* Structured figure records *
----

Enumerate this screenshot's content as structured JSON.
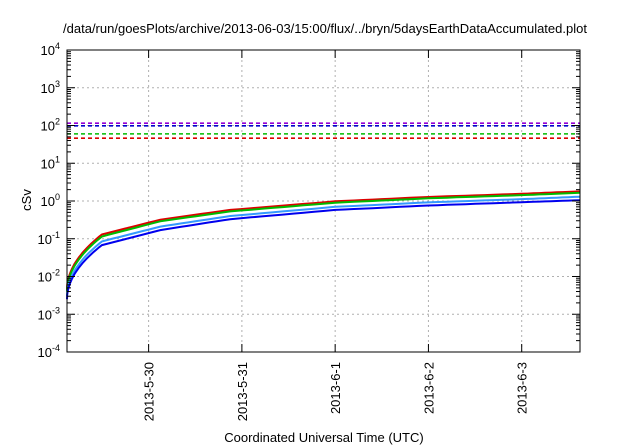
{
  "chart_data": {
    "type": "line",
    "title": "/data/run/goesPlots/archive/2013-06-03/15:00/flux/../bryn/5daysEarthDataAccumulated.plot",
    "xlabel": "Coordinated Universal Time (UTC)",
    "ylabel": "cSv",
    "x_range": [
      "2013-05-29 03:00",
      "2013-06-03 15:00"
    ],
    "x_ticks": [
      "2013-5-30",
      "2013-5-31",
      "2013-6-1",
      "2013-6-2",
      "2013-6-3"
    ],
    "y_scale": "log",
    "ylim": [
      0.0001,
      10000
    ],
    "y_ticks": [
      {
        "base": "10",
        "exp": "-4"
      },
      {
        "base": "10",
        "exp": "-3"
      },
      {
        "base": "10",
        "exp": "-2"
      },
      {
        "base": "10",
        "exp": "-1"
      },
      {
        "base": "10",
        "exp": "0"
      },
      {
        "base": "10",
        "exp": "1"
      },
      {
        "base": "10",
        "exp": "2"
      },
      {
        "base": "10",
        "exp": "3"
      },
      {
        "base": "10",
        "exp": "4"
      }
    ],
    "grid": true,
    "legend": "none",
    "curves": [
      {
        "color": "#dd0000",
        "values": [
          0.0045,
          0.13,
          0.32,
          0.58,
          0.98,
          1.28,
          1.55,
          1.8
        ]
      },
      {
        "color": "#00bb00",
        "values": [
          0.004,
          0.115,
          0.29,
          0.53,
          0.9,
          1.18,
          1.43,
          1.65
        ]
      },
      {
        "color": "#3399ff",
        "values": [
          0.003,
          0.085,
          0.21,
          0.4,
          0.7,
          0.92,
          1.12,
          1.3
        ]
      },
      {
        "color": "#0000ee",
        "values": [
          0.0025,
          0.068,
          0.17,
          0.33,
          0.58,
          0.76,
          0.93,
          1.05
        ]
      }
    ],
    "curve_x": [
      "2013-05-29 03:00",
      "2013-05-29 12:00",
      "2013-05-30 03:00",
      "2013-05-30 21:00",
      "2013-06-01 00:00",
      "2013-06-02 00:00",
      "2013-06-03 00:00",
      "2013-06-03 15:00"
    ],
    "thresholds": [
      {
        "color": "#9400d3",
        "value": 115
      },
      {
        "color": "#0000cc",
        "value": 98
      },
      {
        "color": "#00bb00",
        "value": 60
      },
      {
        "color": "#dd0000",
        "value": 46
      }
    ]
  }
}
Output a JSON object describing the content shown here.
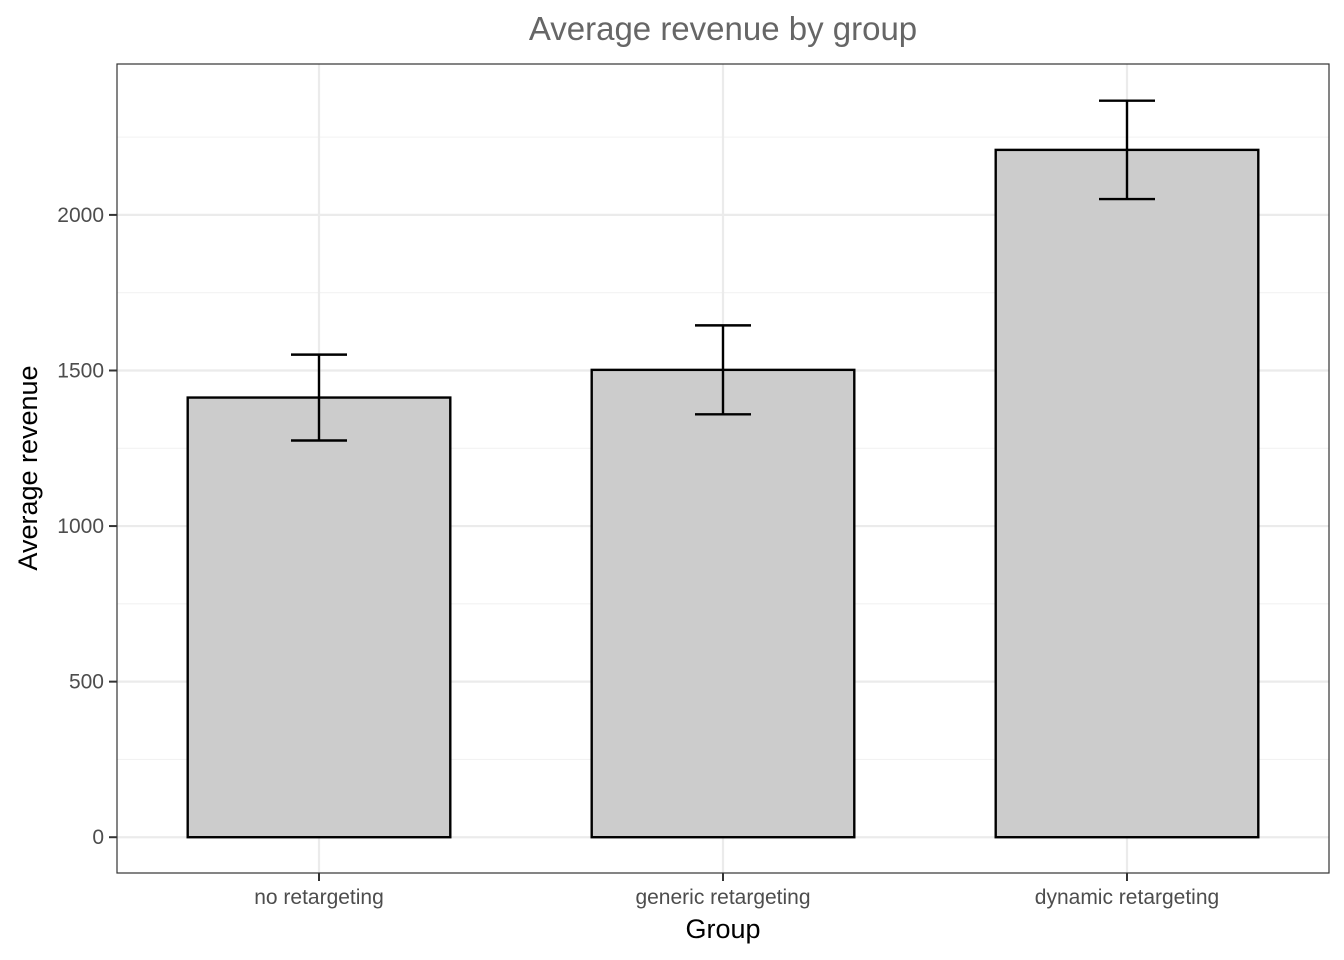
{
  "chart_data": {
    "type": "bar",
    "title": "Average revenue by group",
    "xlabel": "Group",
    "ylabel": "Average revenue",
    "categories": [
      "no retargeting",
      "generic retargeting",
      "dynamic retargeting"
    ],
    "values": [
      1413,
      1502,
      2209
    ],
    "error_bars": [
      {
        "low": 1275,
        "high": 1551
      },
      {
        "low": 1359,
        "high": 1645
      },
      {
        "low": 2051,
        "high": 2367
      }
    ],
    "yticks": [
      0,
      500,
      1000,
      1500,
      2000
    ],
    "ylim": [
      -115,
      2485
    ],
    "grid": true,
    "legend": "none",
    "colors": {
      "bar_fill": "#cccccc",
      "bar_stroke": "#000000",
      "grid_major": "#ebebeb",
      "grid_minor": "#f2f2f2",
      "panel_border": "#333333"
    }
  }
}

----

* Exercise description *
In the lines above, find each one with "Average" and list it.

* Task answer *
    "title": "Average revenue by group",
    "ylabel": "Average revenue",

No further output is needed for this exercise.